— start of Supplied material —

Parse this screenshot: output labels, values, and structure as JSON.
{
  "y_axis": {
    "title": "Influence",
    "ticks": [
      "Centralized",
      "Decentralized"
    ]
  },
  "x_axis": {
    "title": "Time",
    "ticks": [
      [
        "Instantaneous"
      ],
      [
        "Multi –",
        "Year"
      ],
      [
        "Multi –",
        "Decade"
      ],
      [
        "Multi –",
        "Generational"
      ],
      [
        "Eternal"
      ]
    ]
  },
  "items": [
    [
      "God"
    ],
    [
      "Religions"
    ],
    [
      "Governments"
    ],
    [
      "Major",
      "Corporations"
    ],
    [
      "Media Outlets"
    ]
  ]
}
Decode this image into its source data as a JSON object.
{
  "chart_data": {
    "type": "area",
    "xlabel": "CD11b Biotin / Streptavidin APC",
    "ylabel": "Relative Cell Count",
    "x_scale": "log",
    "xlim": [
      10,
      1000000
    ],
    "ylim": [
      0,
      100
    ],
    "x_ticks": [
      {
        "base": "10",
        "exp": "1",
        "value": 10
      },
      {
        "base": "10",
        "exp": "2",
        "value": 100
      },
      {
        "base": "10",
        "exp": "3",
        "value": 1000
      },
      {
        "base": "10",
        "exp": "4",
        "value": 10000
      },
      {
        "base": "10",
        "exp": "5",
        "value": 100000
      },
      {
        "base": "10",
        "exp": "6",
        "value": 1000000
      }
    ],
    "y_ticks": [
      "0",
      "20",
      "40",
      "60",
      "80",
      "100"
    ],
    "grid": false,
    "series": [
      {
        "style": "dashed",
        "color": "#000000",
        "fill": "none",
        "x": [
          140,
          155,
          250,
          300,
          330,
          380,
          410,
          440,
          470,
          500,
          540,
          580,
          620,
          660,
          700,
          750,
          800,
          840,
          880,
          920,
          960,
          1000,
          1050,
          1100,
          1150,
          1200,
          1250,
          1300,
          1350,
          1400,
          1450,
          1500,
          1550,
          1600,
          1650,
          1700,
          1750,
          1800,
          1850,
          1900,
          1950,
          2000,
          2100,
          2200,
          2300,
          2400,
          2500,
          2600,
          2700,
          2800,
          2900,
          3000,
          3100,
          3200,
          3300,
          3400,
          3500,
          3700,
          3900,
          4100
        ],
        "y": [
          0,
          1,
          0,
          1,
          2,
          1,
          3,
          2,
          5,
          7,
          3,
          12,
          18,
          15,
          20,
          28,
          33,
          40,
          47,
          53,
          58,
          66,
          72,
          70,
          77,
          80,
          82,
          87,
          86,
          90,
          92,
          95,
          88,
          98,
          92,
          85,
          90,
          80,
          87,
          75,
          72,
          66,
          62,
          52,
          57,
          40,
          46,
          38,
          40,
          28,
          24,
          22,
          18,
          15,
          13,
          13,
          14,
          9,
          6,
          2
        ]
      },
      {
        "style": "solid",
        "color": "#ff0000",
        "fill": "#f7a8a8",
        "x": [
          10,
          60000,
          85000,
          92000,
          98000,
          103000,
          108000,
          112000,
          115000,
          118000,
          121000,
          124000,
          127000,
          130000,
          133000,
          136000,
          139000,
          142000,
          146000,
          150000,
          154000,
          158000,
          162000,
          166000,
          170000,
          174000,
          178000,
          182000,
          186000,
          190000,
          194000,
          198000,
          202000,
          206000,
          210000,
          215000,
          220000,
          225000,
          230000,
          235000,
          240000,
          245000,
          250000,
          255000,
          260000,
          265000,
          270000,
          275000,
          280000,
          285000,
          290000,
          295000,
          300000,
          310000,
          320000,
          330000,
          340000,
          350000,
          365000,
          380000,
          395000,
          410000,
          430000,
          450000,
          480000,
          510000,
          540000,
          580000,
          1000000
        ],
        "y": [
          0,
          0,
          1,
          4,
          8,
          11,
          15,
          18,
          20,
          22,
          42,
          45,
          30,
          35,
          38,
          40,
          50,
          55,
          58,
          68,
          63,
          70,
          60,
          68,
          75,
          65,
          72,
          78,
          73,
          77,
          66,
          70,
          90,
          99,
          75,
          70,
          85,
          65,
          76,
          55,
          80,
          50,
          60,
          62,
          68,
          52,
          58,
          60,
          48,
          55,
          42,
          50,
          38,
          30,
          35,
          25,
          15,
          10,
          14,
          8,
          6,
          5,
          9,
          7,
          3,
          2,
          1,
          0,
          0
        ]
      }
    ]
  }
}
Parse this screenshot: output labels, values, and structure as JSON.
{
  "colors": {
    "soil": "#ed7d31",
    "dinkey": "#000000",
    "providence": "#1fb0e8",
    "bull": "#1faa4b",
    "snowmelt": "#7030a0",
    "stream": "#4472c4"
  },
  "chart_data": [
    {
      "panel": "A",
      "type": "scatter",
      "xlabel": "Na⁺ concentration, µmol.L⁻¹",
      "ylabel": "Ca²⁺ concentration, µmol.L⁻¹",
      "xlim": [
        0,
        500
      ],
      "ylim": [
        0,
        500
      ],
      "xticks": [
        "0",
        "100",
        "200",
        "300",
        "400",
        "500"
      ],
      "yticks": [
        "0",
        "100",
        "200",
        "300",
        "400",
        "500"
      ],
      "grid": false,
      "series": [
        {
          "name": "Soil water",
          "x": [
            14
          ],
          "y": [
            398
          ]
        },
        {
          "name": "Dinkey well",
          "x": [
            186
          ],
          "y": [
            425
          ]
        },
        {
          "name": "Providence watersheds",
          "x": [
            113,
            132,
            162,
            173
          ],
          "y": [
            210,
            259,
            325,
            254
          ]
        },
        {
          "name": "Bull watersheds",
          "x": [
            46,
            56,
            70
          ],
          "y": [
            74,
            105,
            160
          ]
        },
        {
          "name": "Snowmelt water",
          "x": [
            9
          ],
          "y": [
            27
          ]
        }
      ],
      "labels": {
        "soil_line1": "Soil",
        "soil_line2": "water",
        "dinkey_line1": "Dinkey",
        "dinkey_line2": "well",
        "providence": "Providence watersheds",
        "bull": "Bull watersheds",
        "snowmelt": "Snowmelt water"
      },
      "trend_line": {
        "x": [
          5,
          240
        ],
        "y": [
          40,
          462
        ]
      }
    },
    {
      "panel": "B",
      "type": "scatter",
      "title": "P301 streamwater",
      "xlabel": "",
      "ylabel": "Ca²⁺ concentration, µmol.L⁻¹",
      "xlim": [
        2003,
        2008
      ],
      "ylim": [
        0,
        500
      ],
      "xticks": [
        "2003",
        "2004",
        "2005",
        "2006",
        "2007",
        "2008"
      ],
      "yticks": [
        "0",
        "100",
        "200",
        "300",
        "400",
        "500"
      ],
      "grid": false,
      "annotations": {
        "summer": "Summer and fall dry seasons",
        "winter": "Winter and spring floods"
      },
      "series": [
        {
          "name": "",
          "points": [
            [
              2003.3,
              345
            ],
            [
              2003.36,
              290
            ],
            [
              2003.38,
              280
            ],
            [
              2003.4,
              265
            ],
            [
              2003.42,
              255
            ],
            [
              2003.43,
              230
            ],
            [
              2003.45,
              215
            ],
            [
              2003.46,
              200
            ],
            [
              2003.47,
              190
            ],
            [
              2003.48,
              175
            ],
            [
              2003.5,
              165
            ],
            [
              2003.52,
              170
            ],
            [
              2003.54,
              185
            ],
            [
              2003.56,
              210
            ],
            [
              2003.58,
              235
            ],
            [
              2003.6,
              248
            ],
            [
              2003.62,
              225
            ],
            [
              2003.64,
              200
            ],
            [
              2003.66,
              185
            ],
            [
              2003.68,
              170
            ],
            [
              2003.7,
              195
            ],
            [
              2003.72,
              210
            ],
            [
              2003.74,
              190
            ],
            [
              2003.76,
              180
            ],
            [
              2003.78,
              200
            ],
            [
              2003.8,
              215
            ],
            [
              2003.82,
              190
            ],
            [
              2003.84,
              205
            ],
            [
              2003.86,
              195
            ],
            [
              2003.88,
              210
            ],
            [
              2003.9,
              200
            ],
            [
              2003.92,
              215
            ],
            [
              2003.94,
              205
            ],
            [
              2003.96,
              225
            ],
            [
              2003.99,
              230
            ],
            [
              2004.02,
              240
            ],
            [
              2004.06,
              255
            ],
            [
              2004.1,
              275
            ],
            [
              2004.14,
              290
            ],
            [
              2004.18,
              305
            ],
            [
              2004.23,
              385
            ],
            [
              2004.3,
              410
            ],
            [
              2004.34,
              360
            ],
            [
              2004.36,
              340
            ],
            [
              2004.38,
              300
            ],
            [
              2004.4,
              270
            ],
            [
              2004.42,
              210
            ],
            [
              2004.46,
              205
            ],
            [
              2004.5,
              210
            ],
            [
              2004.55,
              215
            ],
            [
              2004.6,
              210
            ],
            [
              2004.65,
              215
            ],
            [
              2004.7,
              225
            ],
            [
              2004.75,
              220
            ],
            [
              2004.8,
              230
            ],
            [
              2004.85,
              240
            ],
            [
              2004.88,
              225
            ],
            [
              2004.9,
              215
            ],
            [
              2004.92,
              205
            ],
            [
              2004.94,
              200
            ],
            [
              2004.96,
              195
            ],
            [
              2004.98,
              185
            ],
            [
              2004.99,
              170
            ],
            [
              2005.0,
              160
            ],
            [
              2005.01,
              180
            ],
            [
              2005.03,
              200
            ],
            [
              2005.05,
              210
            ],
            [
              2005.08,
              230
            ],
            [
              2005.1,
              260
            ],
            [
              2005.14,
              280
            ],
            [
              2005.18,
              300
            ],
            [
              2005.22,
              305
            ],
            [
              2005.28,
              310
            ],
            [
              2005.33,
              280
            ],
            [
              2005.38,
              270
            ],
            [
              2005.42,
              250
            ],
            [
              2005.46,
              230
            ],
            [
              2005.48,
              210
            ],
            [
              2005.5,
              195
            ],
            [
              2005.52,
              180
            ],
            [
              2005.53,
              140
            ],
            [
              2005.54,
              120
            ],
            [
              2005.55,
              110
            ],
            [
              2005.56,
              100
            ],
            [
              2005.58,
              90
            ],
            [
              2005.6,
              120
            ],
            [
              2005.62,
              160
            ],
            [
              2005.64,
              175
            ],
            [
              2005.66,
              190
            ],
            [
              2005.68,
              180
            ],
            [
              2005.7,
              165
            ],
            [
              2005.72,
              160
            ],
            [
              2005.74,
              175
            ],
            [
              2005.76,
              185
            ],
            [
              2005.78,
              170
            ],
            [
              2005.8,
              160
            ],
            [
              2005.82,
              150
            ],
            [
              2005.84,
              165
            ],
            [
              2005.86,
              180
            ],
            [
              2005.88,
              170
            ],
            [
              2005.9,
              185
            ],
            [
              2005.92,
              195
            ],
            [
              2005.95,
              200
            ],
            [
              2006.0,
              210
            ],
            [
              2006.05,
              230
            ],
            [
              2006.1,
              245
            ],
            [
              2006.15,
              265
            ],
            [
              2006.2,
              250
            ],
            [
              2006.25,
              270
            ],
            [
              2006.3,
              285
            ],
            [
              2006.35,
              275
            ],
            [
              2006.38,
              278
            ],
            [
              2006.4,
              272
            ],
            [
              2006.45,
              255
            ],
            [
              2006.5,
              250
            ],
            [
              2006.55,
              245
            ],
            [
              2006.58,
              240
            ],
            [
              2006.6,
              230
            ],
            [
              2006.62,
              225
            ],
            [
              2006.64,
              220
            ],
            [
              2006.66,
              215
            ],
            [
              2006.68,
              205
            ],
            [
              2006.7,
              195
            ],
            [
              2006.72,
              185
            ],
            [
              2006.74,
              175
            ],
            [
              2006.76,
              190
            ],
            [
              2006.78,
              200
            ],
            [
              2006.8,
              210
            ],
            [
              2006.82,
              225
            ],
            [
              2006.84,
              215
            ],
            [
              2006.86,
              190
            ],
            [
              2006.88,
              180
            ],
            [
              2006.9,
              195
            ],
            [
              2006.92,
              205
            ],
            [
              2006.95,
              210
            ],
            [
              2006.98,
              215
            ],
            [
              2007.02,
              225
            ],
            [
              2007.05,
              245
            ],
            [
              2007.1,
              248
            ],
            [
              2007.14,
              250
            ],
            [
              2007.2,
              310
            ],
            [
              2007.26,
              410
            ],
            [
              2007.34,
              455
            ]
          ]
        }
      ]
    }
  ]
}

— end of Supplied material —

● **Written exercise**
Using the records above, list each line that includes "watersheds".

● **Answer below**
          "name": "Providence watersheds",
          "name": "Bull watersheds",
        "providence": "Providence watersheds",
        "bull": "Bull watersheds",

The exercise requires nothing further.